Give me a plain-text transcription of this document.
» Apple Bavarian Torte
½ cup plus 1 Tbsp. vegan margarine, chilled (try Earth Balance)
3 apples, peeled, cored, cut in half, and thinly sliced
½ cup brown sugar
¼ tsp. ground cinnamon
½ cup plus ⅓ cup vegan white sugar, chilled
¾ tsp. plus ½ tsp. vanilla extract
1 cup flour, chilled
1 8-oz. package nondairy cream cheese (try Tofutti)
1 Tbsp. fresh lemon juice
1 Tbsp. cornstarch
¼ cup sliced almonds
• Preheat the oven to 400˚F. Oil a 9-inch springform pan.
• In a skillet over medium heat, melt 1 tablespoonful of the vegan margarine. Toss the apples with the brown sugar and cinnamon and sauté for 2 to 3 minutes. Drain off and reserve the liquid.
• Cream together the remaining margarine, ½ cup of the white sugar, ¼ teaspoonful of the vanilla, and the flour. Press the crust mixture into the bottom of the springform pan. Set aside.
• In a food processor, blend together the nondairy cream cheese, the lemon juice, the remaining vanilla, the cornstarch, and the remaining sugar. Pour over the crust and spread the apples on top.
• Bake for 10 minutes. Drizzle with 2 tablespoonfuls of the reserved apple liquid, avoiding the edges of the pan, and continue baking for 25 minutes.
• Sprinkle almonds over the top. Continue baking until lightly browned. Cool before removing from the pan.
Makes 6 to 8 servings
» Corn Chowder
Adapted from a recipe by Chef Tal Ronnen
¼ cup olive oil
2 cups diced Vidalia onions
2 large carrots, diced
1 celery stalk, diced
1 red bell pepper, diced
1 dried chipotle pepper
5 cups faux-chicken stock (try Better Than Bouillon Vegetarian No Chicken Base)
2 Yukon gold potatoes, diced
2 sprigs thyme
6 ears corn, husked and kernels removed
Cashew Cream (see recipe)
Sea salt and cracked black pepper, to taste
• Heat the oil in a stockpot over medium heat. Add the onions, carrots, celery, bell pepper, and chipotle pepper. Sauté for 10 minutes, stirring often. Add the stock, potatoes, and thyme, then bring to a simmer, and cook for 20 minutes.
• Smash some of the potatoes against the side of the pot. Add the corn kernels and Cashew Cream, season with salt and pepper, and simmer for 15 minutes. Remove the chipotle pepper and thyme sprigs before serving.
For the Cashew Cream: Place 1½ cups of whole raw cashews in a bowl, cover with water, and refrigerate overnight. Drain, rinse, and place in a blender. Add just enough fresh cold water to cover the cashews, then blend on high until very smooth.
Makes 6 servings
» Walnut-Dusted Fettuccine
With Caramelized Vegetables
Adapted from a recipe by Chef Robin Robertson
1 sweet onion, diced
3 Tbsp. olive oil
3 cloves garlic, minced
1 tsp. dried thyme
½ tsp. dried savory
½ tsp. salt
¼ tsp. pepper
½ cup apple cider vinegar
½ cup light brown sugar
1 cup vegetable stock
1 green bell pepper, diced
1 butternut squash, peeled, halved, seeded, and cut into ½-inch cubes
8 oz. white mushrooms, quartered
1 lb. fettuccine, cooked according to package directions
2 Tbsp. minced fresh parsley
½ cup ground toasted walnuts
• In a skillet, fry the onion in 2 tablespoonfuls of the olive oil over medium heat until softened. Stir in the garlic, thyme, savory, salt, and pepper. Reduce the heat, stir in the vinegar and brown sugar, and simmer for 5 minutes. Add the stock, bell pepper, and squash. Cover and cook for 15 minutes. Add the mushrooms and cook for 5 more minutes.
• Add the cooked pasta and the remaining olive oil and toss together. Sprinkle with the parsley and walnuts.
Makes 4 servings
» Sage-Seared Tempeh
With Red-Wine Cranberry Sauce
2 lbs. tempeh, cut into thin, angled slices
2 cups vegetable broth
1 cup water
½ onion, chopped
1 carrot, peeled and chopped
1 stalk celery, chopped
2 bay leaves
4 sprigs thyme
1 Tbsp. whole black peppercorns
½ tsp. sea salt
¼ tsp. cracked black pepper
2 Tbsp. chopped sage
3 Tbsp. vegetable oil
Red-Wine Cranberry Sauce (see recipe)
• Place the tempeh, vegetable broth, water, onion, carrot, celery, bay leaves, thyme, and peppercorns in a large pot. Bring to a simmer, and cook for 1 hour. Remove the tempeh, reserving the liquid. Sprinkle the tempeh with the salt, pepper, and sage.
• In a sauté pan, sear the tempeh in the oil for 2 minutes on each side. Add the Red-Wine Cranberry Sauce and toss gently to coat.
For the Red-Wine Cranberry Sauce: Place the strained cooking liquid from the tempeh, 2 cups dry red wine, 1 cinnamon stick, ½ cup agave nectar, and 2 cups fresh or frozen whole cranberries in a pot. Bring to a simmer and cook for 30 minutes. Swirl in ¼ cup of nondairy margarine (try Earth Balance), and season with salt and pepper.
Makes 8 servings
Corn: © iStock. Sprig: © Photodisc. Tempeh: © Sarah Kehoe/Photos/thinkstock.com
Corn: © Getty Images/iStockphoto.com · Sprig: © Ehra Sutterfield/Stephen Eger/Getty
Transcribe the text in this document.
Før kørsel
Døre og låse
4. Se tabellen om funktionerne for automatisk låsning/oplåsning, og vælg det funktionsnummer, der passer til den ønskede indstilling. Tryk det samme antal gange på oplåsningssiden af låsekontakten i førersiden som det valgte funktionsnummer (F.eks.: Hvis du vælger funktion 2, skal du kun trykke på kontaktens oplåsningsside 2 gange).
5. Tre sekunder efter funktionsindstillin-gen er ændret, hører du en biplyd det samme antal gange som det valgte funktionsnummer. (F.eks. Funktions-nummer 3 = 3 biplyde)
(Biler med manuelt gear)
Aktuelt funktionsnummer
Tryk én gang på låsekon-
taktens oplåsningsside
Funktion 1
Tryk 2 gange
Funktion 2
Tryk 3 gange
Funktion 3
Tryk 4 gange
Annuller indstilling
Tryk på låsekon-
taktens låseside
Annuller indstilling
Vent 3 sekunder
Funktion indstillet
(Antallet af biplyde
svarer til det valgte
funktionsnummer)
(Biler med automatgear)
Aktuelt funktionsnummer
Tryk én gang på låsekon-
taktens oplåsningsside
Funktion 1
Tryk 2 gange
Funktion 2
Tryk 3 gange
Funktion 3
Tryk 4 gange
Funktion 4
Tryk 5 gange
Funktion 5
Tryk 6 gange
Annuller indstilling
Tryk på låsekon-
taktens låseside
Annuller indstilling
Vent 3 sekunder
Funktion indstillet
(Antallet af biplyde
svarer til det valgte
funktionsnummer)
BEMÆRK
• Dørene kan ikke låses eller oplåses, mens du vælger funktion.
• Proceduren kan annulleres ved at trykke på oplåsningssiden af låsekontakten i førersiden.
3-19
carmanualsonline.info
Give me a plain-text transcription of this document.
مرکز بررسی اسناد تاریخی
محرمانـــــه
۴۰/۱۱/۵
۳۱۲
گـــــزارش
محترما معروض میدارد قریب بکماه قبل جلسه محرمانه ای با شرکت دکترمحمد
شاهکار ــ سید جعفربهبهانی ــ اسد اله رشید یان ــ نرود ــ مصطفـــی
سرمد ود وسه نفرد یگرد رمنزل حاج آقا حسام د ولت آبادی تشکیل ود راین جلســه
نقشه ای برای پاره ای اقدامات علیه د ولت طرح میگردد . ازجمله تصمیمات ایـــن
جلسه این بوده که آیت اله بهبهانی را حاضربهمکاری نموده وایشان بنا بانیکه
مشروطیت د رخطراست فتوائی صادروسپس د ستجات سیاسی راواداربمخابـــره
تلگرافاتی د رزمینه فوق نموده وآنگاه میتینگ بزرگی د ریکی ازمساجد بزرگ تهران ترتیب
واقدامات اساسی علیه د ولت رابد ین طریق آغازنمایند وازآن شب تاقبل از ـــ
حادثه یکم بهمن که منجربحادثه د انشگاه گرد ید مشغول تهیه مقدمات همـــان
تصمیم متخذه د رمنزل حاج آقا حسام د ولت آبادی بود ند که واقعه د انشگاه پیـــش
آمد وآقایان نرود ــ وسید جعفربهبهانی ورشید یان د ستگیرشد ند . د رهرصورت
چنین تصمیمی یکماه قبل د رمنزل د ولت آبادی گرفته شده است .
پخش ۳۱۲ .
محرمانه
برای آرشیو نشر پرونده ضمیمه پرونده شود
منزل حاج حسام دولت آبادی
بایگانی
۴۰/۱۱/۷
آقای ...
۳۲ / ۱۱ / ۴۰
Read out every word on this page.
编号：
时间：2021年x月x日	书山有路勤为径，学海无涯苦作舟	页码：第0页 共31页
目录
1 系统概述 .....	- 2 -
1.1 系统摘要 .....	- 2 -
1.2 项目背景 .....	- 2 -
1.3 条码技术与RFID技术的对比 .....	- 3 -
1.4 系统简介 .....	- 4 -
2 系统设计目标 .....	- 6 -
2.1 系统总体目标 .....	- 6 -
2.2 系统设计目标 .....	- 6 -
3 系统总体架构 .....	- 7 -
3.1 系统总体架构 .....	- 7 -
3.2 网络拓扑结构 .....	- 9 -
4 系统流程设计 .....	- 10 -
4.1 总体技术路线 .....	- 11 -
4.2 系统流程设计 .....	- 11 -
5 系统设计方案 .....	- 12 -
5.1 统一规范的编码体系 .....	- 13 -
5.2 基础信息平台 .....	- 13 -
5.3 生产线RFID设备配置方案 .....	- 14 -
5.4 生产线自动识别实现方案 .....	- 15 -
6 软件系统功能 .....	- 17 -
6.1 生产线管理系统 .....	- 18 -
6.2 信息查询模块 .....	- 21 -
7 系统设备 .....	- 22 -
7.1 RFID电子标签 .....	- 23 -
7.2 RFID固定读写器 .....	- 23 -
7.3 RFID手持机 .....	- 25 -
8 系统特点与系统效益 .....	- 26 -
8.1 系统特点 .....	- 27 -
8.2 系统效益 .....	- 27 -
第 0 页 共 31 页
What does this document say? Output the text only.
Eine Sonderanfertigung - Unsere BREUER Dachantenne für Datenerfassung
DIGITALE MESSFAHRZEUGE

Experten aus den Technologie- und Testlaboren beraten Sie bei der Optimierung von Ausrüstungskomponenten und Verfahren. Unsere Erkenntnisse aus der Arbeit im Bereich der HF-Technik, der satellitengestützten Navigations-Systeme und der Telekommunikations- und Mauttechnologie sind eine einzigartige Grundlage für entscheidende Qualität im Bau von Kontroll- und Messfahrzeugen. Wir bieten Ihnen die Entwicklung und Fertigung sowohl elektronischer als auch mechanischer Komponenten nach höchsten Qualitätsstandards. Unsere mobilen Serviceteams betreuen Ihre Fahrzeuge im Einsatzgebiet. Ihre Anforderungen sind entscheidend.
-.-.-
### REQUIREMENTS
Locate all lines holding the word "remaining", then copy them out.

### THE ANSWER
• Cream together the remaining margarine, ½ cup of the white sugar, ¼ teaspoonful of the vanilla, and the flour. Press the crust mixture into the bottom of the springform pan. Set aside.
• In a food processor, blend together the nondairy cream cheese, the lemon juice, the remaining vanilla, the cornstarch, and the remaining sugar. Pour over the crust and spread the apples on top.
• Add the cooked pasta and the remaining olive oil and toss together. Sprinkle with the parsley and walnuts.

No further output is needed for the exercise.